§ **Problem requirements**:
Leave the pictures out and print every record below exactly as it stands.

************

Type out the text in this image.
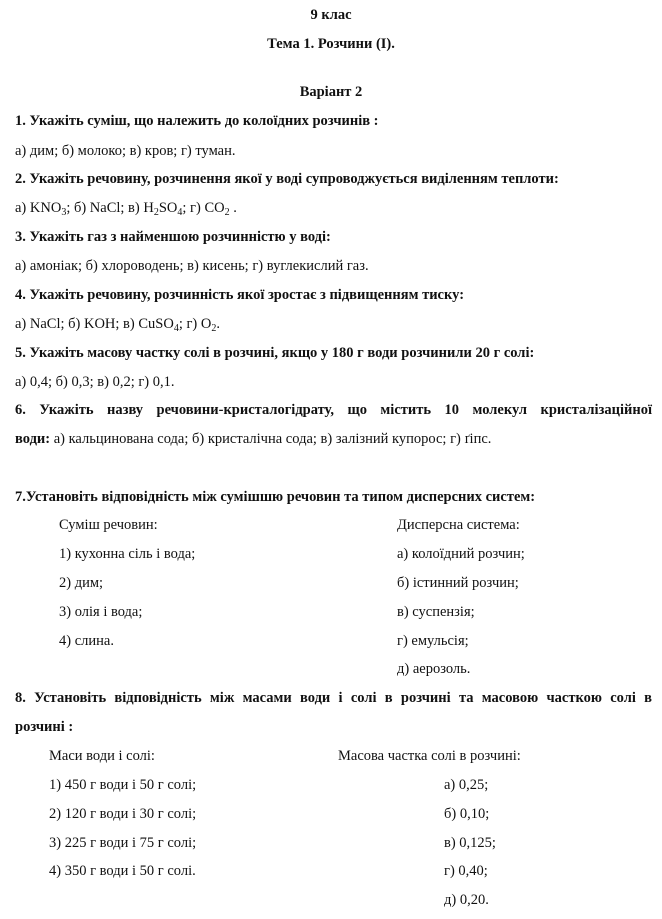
9 клас
Тема 1. Розчини (І).
Варіант 2
1. Укажіть суміш, що належить до колоїдних розчинів :
а) дим; б) молоко; в) кров; г) туман.
2. Укажіть речовину, розчинення якої у воді супроводжується виділенням теплоти:
а) $KNO_3$; б) NaCl; в) $H_2SO_4$; г) $CO_2$ .
3. Укажіть газ з найменшою розчинністю у воді:
а) амоніак; б) хлороводень; в) кисень; г) вуглекислий газ.
4. Укажіть речовину, розчинність якої зростає з підвищенням тиску:
а) NaCl; б) KOH; в) CuSO$_4$; г) $O_2$.
5. Укажіть масову частку солі в розчині, якщо у 180 г води розчинили 20 г солі:
а) 0,4; б) 0,3; в) 0,2; г) 0,1.
6. Укажіть назву речовини-кристалогідрату, що містить 10 молекул кристалізаційної
води: а) кальцинована сода; б) кристалічна сода; в) залізний купорос; г) ґіпс.
7.Установіть відповідність між сумішшю речовин та типом дисперсних систем:
Суміш речовин:	Дисперсна система:
1) кухонна сіль і вода;
2) дим;
3) олія і вода;
4) слина.
а) колоїдний розчин;
б) істинний розчин;
в) суспензія;
г) емульсія;
д) аерозоль.
8. Установіть відповідність між масами води і солі в розчині та масовою часткою солі в
розчині :
Маси води і солі:	Масова частка солі в розчині:
1) 450 г води і 50 г солі;
2) 120 г води і 30 г солі;
3) 225 г води і 75 г солі;
4) 350 г води і 50 г солі.
а) 0,25;
б) 0,10;
в) 0,125;
г) 0,40;
д) 0,20.
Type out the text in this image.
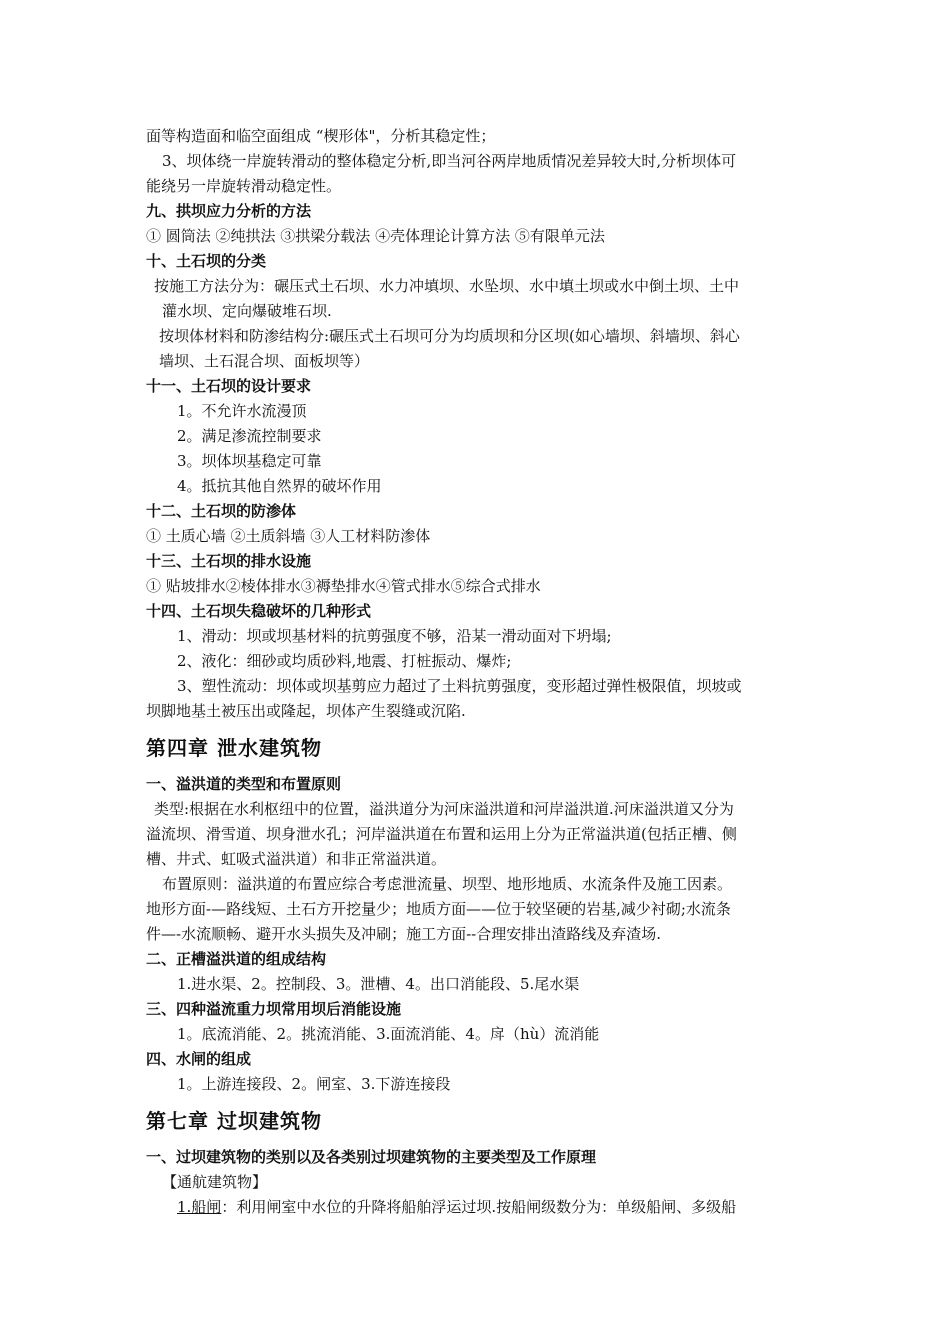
面等构造面和临空面组成 “楔形体"，分析其稳定性；

3、坝体绕一岸旋转滑动的整体稳定分析,即当河谷两岸地质情况差异较大时,分析坝体可

能绕另一岸旋转滑动稳定性。

九、拱坝应力分析的方法

① 圆筒法 ②纯拱法 ③拱梁分载法 ④壳体理论计算方法 ⑤有限单元法

十、土石坝的分类

按施工方法分为：碾压式土石坝、水力冲填坝、水坠坝、水中填土坝或水中倒土坝、土中

灌水坝、定向爆破堆石坝.

按坝体材料和防渗结构分:碾压式土石坝可分为均质坝和分区坝(如心墙坝、斜墙坝、斜心

墙坝、土石混合坝、面板坝等）

十一、土石坝的设计要求

1。不允许水流漫顶

2。满足渗流控制要求

3。坝体坝基稳定可靠

4。抵抗其他自然界的破坏作用

十二、土石坝的防渗体

① 土质心墙 ②土质斜墙 ③人工材料防渗体

十三、土石坝的排水设施

① 贴坡排水②棱体排水③褥垫排水④管式排水⑤综合式排水

十四、土石坝失稳破坏的几种形式

1、滑动：坝或坝基材料的抗剪强度不够，沿某一滑动面对下坍塌;

2、液化：细砂或均质砂料,地震、打桩振动、爆炸;

3、塑性流动：坝体或坝基剪应力超过了土料抗剪强度，变形超过弹性极限值，坝坡或

坝脚地基土被压出或隆起，坝体产生裂缝或沉陷.

第四章 泄水建筑物

一、溢洪道的类型和布置原则

类型:根据在水利枢纽中的位置，溢洪道分为河床溢洪道和河岸溢洪道.河床溢洪道又分为

溢流坝、滑雪道、坝身泄水孔；河岸溢洪道在布置和运用上分为正常溢洪道(包括正槽、侧

槽、井式、虹吸式溢洪道）和非正常溢洪道。

布置原则：溢洪道的布置应综合考虑泄流量、坝型、地形地质、水流条件及施工因素。

地形方面-—路线短、土石方开挖量少；地质方面——位于较坚硬的岩基,减少衬砌;水流条

件—-水流顺畅、避开水头损失及冲刷；施工方面--合理安排出渣路线及弃渣场.

二、正槽溢洪道的组成结构

1.进水渠、2。控制段、3。泄槽、4。出口消能段、5.尾水渠

三、四种溢流重力坝常用坝后消能设施

1。底流消能、2。挑流消能、3.面流消能、4。戽（hù）流消能

四、水闸的组成

1。上游连接段、2。闸室、3.下游连接段

第七章 过坝建筑物

一、过坝建筑物的类别以及各类别过坝建筑物的主要类型及工作原理

【通航建筑物】

1.船闸：利用闸室中水位的升降将船舶浮运过坝.按船闸级数分为：单级船闸、多级船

************

§ **Output for this task**:
Type out the text in this image.
9 клас
Тема 1. Розчини (І).
Варіант 2
1. Укажіть суміш, що належить до колоїдних розчинів :
а) дим; б) молоко; в) кров; г) туман.
2. Укажіть речовину, розчинення якої у воді супроводжується виділенням теплоти:
а) $KNO_3$; б) NaCl; в) $H_2SO_4$; г) $CO_2$ .
3. Укажіть газ з найменшою розчинністю у воді:
а) амоніак; б) хлороводень; в) кисень; г) вуглекислий газ.
4. Укажіть речовину, розчинність якої зростає з підвищенням тиску:
а) NaCl; б) KOH; в) CuSO$_4$; г) $O_2$.
5. Укажіть масову частку солі в розчині, якщо у 180 г води розчинили 20 г солі:
а) 0,4; б) 0,3; в) 0,2; г) 0,1.
6. Укажіть назву речовини-кристалогідрату, що містить 10 молекул кристалізаційної
води: а) кальцинована сода; б) кристалічна сода; в) залізний купорос; г) ґіпс.
7.Установіть відповідність між сумішшю речовин та типом дисперсних систем:
Суміш речовин:	Дисперсна система:
1) кухонна сіль і вода;
2) дим;
3) олія і вода;
4) слина.
а) колоїдний розчин;
б) істинний розчин;
в) суспензія;
г) емульсія;
д) аерозоль.
8. Установіть відповідність між масами води і солі в розчині та масовою часткою солі в
розчині :
Маси води і солі:	Масова частка солі в розчині:
1) 450 г води і 50 г солі;
2) 120 г води і 30 г солі;
3) 225 г води і 75 г солі;
4) 350 г води і 50 г солі.
а) 0,25;
б) 0,10;
в) 0,125;
г) 0,40;
д) 0,20.
Type out the text in this image.
面等构造面和临空面组成 “楔形体"，分析其稳定性；

3、坝体绕一岸旋转滑动的整体稳定分析,即当河谷两岸地质情况差异较大时,分析坝体可

能绕另一岸旋转滑动稳定性。

九、拱坝应力分析的方法

① 圆筒法 ②纯拱法 ③拱梁分载法 ④壳体理论计算方法 ⑤有限单元法

十、土石坝的分类

按施工方法分为：碾压式土石坝、水力冲填坝、水坠坝、水中填土坝或水中倒土坝、土中

灌水坝、定向爆破堆石坝.

按坝体材料和防渗结构分:碾压式土石坝可分为均质坝和分区坝(如心墙坝、斜墙坝、斜心

墙坝、土石混合坝、面板坝等）

十一、土石坝的设计要求

1。不允许水流漫顶

2。满足渗流控制要求

3。坝体坝基稳定可靠

4。抵抗其他自然界的破坏作用

十二、土石坝的防渗体

① 土质心墙 ②土质斜墙 ③人工材料防渗体

十三、土石坝的排水设施

① 贴坡排水②棱体排水③褥垫排水④管式排水⑤综合式排水

十四、土石坝失稳破坏的几种形式

1、滑动：坝或坝基材料的抗剪强度不够，沿某一滑动面对下坍塌;

2、液化：细砂或均质砂料,地震、打桩振动、爆炸;

3、塑性流动：坝体或坝基剪应力超过了土料抗剪强度，变形超过弹性极限值，坝坡或

坝脚地基土被压出或隆起，坝体产生裂缝或沉陷.

第四章 泄水建筑物

一、溢洪道的类型和布置原则

类型:根据在水利枢纽中的位置，溢洪道分为河床溢洪道和河岸溢洪道.河床溢洪道又分为

溢流坝、滑雪道、坝身泄水孔；河岸溢洪道在布置和运用上分为正常溢洪道(包括正槽、侧

槽、井式、虹吸式溢洪道）和非正常溢洪道。

布置原则：溢洪道的布置应综合考虑泄流量、坝型、地形地质、水流条件及施工因素。

地形方面-—路线短、土石方开挖量少；地质方面——位于较坚硬的岩基,减少衬砌;水流条

件—-水流顺畅、避开水头损失及冲刷；施工方面--合理安排出渣路线及弃渣场.

二、正槽溢洪道的组成结构

1.进水渠、2。控制段、3。泄槽、4。出口消能段、5.尾水渠

三、四种溢流重力坝常用坝后消能设施

1。底流消能、2。挑流消能、3.面流消能、4。戽（hù）流消能

四、水闸的组成

1。上游连接段、2。闸室、3.下游连接段

第七章 过坝建筑物

一、过坝建筑物的类别以及各类别过坝建筑物的主要类型及工作原理

【通航建筑物】

1.船闸：利用闸室中水位的升降将船舶浮运过坝.按船闸级数分为：单级船闸、多级船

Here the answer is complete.